**Input records:**
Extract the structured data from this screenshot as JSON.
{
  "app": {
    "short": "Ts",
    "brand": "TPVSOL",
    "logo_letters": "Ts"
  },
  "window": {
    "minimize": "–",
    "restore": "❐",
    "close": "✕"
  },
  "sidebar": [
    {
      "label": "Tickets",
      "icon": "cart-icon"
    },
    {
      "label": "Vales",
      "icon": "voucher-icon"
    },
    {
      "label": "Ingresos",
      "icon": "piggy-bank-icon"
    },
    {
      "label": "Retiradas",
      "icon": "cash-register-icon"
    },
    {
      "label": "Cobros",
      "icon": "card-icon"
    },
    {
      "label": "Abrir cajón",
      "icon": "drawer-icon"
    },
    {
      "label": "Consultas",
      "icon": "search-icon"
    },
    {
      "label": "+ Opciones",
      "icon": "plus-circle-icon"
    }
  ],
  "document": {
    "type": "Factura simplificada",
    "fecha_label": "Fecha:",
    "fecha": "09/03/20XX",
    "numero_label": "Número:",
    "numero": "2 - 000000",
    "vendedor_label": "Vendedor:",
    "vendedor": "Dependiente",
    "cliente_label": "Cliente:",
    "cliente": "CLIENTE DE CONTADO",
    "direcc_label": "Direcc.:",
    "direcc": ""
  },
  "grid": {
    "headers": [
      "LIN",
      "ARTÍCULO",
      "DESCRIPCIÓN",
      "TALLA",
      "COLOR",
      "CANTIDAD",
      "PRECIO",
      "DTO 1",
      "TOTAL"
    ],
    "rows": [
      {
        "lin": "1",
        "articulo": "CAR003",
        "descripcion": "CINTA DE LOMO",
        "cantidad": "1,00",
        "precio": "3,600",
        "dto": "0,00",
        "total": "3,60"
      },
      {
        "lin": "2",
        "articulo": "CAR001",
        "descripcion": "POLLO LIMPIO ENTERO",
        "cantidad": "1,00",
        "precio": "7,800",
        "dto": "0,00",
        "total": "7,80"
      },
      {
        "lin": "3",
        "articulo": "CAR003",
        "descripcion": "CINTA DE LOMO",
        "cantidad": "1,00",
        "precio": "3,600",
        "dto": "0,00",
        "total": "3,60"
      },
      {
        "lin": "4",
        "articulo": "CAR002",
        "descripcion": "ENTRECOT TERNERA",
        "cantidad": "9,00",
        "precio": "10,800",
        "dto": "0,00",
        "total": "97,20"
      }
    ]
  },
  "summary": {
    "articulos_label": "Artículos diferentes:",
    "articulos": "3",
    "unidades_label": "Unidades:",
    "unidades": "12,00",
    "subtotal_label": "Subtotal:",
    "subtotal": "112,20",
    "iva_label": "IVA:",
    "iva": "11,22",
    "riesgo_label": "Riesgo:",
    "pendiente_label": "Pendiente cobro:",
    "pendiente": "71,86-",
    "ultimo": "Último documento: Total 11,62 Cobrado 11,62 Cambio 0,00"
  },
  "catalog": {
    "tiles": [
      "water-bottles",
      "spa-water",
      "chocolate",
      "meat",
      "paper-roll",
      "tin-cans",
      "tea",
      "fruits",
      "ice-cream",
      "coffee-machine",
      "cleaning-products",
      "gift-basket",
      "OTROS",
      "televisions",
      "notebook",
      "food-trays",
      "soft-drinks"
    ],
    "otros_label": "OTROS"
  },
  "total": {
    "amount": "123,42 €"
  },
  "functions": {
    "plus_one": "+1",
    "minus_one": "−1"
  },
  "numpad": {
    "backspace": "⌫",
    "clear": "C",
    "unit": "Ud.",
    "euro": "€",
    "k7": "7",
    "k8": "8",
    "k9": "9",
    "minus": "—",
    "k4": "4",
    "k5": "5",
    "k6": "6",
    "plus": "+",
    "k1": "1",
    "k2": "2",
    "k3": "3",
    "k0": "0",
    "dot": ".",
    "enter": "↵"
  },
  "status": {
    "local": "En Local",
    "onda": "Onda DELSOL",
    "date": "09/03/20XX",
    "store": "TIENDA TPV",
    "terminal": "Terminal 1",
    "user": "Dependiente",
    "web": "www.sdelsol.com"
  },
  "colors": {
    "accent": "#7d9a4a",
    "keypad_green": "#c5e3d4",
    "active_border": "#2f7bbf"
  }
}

**Exercise details:**
From the entries, report each line that includes the word "descripcion".

**Solution for this problem:**
        "descripcion": "CINTA DE LOMO",
        "descripcion": "POLLO LIMPIO ENTERO",
        "descripcion": "CINTA DE LOMO",
        "descripcion": "ENTRECOT TERNERA",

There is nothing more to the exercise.